Write out all lines holding the word "average".

+++ RAW RECORDS

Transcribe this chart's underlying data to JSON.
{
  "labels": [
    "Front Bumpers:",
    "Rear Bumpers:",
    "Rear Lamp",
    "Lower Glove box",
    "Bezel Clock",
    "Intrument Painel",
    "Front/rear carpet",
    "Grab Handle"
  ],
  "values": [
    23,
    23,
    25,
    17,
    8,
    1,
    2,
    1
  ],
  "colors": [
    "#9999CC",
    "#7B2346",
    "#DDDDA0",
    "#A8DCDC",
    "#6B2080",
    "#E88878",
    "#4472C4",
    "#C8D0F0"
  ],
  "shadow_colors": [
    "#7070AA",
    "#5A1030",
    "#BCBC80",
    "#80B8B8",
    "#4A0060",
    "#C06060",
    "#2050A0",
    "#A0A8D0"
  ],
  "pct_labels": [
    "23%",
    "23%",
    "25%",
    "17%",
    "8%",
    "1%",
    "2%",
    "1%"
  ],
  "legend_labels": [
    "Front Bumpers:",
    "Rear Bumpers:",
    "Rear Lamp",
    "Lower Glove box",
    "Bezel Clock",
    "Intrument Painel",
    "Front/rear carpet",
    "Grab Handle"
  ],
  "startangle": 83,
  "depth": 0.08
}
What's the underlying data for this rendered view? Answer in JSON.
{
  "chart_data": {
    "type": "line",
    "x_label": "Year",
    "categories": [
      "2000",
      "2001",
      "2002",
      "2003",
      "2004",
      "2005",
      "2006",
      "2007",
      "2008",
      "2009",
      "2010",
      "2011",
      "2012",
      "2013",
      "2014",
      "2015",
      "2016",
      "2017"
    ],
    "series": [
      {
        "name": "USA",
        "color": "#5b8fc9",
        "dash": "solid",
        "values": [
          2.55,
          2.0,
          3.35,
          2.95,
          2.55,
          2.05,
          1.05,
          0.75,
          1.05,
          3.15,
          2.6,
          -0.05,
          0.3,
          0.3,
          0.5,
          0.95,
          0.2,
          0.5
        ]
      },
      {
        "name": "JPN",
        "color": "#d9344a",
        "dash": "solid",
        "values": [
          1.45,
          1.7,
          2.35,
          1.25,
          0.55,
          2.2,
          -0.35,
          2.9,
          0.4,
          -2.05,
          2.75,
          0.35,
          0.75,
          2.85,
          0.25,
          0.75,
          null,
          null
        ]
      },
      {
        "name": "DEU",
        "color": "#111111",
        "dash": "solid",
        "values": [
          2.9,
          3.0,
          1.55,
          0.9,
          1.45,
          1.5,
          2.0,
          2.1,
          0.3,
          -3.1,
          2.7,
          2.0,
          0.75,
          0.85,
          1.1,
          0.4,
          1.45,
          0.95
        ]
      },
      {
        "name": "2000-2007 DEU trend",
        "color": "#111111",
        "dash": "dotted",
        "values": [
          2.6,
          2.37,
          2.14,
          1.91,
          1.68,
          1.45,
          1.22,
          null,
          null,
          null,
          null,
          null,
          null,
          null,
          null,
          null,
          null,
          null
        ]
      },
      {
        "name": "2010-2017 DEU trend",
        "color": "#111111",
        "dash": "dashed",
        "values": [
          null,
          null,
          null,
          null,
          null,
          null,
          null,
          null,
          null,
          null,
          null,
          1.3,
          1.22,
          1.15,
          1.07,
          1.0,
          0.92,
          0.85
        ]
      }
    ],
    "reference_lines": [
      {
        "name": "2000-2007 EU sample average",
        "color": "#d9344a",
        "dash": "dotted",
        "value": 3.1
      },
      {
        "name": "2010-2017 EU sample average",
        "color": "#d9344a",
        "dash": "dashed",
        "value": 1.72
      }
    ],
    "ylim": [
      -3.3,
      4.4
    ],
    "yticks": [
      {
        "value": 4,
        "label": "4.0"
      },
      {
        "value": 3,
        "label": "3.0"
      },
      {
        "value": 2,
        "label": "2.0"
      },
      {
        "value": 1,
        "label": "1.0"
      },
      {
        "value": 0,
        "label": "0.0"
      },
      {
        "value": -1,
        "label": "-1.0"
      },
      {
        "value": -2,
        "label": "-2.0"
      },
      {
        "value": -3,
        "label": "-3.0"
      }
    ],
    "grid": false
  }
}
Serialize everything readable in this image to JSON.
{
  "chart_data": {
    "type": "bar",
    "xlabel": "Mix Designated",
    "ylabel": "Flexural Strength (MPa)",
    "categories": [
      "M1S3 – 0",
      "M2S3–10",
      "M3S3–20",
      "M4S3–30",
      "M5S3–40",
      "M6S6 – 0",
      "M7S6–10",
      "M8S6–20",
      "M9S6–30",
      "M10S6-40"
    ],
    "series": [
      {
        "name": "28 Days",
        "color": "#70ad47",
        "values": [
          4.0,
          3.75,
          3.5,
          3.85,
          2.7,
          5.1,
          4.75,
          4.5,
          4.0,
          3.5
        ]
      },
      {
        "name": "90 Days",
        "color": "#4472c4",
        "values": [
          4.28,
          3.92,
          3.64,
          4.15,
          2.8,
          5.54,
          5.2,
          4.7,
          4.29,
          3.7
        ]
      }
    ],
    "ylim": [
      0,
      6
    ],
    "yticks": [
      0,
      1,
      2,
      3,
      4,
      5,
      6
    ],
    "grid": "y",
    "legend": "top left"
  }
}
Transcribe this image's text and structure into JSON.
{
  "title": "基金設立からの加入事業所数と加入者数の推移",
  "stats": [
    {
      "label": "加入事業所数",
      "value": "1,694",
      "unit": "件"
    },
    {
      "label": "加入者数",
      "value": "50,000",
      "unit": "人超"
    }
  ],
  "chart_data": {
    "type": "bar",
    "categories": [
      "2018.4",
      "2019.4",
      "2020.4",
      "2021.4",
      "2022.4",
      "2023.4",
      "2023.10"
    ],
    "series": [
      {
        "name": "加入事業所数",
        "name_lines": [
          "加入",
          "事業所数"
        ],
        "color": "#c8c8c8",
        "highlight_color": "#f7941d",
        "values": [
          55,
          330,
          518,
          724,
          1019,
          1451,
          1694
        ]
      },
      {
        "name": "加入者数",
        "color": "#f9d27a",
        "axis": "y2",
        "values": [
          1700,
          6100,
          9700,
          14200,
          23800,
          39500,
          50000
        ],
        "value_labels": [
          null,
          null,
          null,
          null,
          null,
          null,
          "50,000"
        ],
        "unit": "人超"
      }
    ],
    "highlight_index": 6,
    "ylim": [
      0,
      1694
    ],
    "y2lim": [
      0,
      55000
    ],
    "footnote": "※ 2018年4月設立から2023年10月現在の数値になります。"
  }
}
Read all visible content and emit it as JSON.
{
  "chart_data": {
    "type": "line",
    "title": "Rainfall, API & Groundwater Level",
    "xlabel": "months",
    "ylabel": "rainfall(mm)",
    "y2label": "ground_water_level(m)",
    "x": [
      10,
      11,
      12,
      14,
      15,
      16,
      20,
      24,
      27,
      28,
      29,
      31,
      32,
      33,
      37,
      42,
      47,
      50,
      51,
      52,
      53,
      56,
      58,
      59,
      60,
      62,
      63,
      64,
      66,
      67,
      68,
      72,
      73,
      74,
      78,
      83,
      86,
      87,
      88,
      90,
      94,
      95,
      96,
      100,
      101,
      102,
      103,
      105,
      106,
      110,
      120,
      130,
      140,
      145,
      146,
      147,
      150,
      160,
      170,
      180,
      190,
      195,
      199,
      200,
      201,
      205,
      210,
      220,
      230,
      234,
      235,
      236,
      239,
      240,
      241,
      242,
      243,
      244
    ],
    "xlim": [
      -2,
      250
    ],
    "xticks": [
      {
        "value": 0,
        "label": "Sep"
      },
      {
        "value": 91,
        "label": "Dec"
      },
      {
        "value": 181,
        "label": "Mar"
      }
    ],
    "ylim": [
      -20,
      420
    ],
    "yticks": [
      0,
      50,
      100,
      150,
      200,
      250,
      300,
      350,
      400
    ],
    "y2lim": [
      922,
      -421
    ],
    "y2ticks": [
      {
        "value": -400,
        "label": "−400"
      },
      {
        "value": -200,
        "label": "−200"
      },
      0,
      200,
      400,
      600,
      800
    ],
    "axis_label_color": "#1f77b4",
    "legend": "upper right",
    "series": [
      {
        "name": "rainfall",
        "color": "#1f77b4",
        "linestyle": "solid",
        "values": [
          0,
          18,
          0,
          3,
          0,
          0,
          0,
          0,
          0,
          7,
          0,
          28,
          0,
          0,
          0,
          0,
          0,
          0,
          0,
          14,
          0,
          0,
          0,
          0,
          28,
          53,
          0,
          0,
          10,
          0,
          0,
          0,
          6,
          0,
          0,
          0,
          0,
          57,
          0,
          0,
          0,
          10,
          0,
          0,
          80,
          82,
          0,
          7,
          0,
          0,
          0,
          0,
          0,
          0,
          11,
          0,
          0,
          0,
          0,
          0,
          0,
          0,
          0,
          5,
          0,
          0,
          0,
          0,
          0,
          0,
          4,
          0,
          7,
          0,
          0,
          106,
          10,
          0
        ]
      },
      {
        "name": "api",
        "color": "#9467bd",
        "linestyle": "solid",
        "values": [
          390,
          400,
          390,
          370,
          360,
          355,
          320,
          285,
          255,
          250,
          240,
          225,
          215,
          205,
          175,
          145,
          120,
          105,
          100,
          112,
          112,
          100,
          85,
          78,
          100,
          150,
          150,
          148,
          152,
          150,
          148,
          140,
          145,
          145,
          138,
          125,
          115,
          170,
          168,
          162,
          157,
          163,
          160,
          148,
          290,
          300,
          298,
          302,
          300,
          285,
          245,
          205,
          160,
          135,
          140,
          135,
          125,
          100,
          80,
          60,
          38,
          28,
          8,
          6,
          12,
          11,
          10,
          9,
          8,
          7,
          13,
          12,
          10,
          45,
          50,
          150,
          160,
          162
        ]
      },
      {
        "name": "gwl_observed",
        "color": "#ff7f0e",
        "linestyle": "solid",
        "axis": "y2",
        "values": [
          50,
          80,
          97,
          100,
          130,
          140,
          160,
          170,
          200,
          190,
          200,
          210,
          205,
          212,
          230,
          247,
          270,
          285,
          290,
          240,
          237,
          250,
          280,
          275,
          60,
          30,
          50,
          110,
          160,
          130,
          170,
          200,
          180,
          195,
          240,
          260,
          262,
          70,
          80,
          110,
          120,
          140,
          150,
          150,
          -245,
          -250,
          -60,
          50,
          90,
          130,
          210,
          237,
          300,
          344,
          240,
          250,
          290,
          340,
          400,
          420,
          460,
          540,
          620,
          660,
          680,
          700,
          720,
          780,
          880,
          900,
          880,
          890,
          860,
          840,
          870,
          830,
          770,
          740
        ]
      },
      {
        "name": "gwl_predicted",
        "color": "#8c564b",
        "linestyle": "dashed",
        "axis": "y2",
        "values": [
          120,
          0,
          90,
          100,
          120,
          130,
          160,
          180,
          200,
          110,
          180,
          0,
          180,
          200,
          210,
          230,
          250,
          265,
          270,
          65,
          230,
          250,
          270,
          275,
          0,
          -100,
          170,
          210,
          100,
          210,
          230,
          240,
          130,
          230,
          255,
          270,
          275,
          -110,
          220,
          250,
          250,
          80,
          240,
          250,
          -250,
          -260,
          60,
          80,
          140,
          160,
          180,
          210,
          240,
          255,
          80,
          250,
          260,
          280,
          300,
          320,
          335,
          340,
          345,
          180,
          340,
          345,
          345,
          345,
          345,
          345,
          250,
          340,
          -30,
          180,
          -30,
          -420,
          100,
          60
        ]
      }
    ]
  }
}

++++++

> **RESULT**
        "name": "2000-2007 EU sample average",
        "name": "2010-2017 EU sample average",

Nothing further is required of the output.